[[ TEXT open ]]

Considering that the incidence of NTM-PD is increasing worldwide, we focused on proteins upregulated only in MAC-PD. Nine proteins including keratin, type II cuticular Hb2 (KRT82), cartilage acidic protein 1 (CRTAC1), laminin subunit alpha-5 (LAMA5), BTB/POZ domain-containing protein KCTD12 (KCTD12), calcitonin gene-related peptide type 1 receptor (CALCRL), hepatocyte growth factor activator (HGFAC), testis-specific protein TEX28 (TEX28), Na⁺/H⁺ exchange regulatory cofactor NHE-RF2 (NHERF2), and exosome complex component RRP41 (EXOSC4) were upregulated in patients with MAC-PD, but not in patients with TB (Figure 3A). ROC analysis revealed that all nine proteins are potential diagnostic serum EV markers for MAC-PD with AUC > 0.80 (Figure 3B).

For biomarker selection, we conducted non-targeted proteome analysis by the data-independent acquisition (DIA) method on serum EVs isolated with ultracentrifugal separation in the second cohort consisting of 11 healthy controls and 7 patients with MAC-PD (Table 3). Among the nine proteins identified as biomarker candidates for MAC-PD in the discovery cohort, CRTAC1, CALCRL, HGFAC, NHERF2, and KCTD12 were detected in the selection cohort. When compared with healthy controls, NHERF2 was the only protein that was upregulated in patients with MAC-PD (Figure 3C).

2.3. Confirmation of a Novel Biomarker

The presence and upregulation of NHERF2 were subsequently confirmed by Western blotting. Densitometric relative quantification of the immunoblotting results revealed a significant increase in NHERF2 levels in serum EVs of patients with MAC-PD but not in those of patients with TB (Figure 4A,B).

To further confirm these results, we performed immunohistochemistry of resected human lung pathology specimens. In normal lung tissue, NHERF2 was expressed in the apical plasma membrane of epithelial cells and endothelial cells, including cells in the epithelium of bronchioles, ciliated cells, pneumocytes, and cells in the vascular endothelium, as reported previously [16]. Lung specimens of a patient with MAC-PD had enhanced expression of NHERF2 in these cells when compared with controls and patients with TB (Figure 4C).

To characterize the clinical potential of NHERF2, we analyzed the association between NHERF2 and serum anti-glycopeptidolipid (GPL) core IgA antibody, which is supplementarily measured for the clinical diagnosis of MAC-PD [17]. Notably, NHERF2 levels were significantly correlated with GPL core IgA antibody levels (p = 0.0111, Figure 4D).

3. Discussion

The present study using serum EV proteome analysis identified NHERF2 as a potential biomarker for distinguishing MAC-PD from TB. In addition, the enhanced expression of NHERF2 was pathologically confirmed in resected lung tissue from patients with MAC-PD but not TB, suggesting its pathophysiological role in MAC-PD.

[[ TEXT closed ]]

WHAT TO WORK ON:
1. Condense the paragraph of the NHERF2 text that begins "To further confirm these results" into a short bulleted list that keeps its main facts.
2. Extend the NHERF2 text with the next few sentences of its discussion, starting after its final sentence.

[[ DATA open ]]

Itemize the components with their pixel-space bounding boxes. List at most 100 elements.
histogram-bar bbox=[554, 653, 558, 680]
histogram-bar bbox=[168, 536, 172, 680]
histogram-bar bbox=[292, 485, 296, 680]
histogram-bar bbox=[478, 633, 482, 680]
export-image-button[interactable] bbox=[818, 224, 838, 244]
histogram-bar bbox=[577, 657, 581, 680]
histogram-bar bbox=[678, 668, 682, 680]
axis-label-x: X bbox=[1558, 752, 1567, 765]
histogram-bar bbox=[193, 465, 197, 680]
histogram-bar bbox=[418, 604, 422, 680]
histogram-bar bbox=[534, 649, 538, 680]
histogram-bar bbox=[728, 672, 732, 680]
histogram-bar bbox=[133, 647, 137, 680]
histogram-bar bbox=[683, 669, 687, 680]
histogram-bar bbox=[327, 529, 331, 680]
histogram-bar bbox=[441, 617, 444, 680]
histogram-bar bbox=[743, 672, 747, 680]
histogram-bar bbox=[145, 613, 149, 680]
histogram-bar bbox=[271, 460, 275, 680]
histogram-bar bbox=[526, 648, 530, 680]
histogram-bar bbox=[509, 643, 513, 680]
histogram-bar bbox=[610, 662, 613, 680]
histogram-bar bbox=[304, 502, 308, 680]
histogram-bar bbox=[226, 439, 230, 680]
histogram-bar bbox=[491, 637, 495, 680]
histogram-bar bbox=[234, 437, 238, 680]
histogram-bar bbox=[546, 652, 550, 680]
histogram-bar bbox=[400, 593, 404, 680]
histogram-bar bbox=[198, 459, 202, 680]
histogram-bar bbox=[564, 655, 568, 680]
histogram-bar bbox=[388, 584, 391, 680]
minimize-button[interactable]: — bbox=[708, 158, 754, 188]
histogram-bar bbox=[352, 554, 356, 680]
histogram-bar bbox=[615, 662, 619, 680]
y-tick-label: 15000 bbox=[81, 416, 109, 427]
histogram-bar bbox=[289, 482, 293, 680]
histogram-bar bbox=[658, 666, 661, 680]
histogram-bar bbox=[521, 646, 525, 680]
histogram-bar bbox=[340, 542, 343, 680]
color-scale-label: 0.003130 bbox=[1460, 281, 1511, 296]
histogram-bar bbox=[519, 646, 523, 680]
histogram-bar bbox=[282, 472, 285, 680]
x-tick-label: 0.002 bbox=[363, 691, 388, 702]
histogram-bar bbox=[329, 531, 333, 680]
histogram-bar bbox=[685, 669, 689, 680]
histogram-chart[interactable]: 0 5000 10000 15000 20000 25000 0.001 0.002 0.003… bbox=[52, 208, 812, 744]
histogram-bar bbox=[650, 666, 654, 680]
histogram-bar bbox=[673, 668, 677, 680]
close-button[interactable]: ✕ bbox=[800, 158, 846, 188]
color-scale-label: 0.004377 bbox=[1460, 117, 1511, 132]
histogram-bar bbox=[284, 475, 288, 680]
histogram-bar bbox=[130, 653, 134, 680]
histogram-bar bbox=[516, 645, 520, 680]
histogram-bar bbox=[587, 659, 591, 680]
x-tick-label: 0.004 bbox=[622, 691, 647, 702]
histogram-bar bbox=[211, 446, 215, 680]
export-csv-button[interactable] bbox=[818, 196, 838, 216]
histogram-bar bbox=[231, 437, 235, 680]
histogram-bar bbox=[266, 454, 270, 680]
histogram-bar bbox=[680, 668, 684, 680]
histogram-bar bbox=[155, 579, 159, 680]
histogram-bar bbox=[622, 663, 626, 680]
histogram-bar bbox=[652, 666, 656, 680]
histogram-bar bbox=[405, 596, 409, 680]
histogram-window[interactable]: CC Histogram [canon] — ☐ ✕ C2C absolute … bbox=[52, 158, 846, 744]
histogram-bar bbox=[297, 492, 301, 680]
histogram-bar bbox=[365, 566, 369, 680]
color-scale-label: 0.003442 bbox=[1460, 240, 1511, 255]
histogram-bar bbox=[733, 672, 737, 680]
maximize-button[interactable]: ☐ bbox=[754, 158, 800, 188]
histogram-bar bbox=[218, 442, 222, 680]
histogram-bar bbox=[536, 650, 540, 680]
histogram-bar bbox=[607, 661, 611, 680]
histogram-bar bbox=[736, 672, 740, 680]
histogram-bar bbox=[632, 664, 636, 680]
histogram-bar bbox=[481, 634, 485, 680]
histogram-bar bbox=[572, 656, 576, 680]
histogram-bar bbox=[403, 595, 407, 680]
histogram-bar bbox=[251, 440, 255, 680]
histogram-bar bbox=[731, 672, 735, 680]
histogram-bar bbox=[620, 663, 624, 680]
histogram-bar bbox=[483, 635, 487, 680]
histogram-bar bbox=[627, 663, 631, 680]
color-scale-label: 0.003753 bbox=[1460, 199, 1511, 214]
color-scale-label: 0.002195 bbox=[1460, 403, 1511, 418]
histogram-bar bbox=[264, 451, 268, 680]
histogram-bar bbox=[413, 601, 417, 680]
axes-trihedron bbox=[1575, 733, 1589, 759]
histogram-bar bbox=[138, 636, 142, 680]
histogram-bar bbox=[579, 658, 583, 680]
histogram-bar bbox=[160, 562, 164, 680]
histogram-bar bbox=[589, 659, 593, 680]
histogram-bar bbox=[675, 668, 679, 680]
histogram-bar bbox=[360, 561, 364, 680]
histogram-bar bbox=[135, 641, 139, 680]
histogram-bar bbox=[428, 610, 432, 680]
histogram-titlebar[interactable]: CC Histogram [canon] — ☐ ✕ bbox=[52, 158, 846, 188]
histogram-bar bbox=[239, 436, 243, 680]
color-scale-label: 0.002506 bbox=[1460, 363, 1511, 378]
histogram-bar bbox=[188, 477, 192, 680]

[[ DATA closed ]]

ANSWERS TO THE EXERCISES:
1.
- Immunohistochemistry was performed on resected human lung pathology specimens.
- In normal lung tissue, NHERF2 was found in the apical plasma membrane of epithelial and endothelial cells, including bronchiolar epithelium, ciliated cells, pneumocytes and vascular endothelium, consistent with earlier reports [16].
- Lung specimens from a patient with MAC-PD showed stronger NHERF2 expression in these cells than those from controls and patients with TB (Figure 4C).

2.
In the context of mycobacterial infectious disease, both host- and pathogen-derived-EVs have emerged as a focus of study. Detection of pathogen-derived EVs in a host specimen is helpful for the diagnosis of infection by the pathogen detected. Mtb peptides have been found in serum EVs of patients with TB [18] and, moreover, in latent TB [19]. In addition, Mycobaceterium avium (M. avium) GPLs are released from infected macrophages [20], indicating their potential as diagnostic markers. The comprehension of infected host-derived EVs contributes to the understanding of mycobacterial infection and its pathology; it is also useful for biomarker-based diagnostics. EVs from Mtb-infected macrophages activate endothelial cells [21]. EVs from macrophages infected with M. avium stimulate a proinflammatory response in mouse bone marrow-derived macrophages [20]. Consistent with our results, comparative proteome analysis of plasma EVs revealed that the complement pathway and coagulation are enriched in patients with mycobacterial infection, including Mycobacterium abscessus, MAC, and Mtb [22]. Although studies reporting the composition and function of host-derived EVs in mycobacterial infection are accumulating, there have been no comparative analyses of serum EV proteins from patients with MAC-PD and TB to explore biomarkers for distinguishing between these two diseases. This is the first comprehensive comparative proteome analysis of EVs from patients with MAC-PD or TB, showing the potential ability of NHERF2 to act as a marker for the pathophysiological state of MAC-PD.

A serodiagnosis enzyme immunoassay kit for detecting anti-GPL core IgA antibody is commercially available. It has good sensitivity and specificity for the diagnosis of MAC-PD [17]. GPL core antibody levels are associated with disease activity and treatment outcomes in patients with MAC-PD [23]. We found that NHERF2 levels in serum EVs are associated with GPL core antibody levels in patients with MAC-PD, suggesting that NHERF2 might be useful for diagnosis, disease monitoring, and prognostication. However, interpretation of GPL core antibody results requires careful consideration in immuno-compromised hosts, who have suppressed antibody production [24]. Because NHERF2 production is unaffected by the ability to produce antibodies, NHERF2 might be effective for the diagnosis of MAC-PD in immuno-compromised patients.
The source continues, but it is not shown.